Dataset listings of figures:
# # # # #

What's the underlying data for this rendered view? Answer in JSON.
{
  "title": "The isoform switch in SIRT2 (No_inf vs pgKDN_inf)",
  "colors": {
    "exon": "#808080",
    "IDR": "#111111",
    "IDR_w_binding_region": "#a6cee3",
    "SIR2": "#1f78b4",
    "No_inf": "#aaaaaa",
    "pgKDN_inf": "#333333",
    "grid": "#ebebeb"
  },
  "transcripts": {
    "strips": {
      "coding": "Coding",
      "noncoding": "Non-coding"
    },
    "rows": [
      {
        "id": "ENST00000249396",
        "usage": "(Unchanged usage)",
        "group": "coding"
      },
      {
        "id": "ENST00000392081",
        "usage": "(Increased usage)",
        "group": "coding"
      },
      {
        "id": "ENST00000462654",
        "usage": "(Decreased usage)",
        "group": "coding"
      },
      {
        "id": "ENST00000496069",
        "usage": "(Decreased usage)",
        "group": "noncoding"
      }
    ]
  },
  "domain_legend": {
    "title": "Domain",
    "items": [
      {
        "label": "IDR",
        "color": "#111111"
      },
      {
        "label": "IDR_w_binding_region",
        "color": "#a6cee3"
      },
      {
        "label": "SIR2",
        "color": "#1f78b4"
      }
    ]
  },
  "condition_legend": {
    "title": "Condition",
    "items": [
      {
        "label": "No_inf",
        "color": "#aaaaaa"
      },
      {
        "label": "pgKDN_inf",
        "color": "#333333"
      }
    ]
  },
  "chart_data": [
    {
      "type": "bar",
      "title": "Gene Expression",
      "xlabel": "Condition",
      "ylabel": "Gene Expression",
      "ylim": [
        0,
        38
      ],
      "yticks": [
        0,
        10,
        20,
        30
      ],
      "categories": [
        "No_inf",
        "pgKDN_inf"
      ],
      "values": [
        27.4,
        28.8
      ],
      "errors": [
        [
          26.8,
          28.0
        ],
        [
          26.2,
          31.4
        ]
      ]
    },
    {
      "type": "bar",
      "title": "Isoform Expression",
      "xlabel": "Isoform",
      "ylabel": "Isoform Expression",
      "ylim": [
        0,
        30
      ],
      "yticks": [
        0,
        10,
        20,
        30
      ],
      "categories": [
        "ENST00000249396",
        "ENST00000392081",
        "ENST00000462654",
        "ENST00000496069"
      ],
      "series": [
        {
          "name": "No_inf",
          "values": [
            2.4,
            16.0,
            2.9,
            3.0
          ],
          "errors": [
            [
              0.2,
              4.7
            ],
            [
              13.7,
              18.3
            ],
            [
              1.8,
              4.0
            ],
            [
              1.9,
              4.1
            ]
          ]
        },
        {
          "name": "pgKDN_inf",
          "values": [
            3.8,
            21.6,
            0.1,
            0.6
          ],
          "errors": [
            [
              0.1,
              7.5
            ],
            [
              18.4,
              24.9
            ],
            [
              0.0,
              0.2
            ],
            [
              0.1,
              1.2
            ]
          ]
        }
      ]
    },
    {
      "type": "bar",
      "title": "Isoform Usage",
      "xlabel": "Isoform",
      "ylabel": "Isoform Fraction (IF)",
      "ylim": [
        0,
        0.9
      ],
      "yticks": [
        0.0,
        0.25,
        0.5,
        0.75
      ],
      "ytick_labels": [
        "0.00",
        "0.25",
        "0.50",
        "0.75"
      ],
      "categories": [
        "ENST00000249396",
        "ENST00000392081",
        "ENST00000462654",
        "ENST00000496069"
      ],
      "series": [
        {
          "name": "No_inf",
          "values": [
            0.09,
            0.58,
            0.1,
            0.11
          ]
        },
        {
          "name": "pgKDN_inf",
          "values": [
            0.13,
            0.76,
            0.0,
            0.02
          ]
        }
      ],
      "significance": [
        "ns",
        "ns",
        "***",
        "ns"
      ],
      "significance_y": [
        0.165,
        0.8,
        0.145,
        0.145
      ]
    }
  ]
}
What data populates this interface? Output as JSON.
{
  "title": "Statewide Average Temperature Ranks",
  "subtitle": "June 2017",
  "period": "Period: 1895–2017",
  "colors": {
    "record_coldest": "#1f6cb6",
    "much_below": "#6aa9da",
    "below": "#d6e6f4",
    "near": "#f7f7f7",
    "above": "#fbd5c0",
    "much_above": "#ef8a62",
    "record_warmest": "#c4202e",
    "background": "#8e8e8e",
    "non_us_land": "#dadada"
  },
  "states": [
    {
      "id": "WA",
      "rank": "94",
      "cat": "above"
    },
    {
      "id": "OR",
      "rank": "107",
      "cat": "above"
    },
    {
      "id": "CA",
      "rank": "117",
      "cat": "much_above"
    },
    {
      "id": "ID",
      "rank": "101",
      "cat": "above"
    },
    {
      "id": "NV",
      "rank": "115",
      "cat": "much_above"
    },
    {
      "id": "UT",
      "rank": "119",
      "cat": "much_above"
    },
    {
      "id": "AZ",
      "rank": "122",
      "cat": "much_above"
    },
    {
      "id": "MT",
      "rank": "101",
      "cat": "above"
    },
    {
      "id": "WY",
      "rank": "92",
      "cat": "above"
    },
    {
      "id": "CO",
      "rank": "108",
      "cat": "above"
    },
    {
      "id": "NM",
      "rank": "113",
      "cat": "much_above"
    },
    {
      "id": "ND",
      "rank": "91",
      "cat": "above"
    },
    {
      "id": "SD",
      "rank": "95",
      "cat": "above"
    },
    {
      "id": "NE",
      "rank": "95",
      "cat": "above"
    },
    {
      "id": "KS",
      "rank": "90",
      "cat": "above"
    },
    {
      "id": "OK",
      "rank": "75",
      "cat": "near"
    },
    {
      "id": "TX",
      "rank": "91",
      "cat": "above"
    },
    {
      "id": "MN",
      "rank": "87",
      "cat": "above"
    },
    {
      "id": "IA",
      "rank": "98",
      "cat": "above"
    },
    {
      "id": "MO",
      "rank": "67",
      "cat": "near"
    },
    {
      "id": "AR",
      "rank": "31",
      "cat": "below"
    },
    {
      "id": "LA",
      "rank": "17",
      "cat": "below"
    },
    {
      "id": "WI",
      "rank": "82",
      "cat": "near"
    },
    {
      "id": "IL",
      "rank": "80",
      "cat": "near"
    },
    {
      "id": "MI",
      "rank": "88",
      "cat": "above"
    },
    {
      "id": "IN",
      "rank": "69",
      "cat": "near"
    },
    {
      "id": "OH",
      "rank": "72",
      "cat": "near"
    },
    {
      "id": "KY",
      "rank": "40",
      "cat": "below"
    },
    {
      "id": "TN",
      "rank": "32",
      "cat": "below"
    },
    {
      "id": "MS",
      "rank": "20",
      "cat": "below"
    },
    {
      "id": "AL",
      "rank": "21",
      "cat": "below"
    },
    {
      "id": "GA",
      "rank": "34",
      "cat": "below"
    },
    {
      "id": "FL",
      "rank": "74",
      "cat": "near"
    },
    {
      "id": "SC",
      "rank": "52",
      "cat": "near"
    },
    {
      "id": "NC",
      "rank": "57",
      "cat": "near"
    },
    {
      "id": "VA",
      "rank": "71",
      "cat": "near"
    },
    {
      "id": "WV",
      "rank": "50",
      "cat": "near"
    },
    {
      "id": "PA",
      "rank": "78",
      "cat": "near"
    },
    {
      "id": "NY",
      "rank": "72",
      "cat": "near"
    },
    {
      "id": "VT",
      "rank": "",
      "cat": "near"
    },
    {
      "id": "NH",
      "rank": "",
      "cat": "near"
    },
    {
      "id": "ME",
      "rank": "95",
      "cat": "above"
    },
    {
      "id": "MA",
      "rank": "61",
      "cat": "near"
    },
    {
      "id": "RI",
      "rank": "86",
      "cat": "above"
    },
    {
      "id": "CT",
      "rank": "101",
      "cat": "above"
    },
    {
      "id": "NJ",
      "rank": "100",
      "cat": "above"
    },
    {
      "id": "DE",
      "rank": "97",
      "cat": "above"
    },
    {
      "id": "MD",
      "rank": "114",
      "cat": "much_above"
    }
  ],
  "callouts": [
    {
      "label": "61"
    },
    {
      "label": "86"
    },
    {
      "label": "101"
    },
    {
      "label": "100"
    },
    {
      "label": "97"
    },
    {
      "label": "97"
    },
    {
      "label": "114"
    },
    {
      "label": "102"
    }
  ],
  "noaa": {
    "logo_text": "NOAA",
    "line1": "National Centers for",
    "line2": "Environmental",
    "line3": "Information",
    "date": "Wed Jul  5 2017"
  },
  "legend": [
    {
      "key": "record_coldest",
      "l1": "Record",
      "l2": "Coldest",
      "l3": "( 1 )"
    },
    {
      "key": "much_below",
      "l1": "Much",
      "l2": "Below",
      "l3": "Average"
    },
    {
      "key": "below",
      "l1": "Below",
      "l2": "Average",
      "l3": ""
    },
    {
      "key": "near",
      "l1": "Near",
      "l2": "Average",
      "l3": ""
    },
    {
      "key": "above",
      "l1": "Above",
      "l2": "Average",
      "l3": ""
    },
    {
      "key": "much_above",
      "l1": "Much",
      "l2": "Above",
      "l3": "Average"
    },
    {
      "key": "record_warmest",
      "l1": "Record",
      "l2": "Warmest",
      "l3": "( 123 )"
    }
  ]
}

# # # # #

◆ Task to carry out
Look over the material above and show each line where "What" appears.

◆ Worked solution
What's the underlying data for this rendered view? Answer in JSON.
What data populates this interface? Output as JSON.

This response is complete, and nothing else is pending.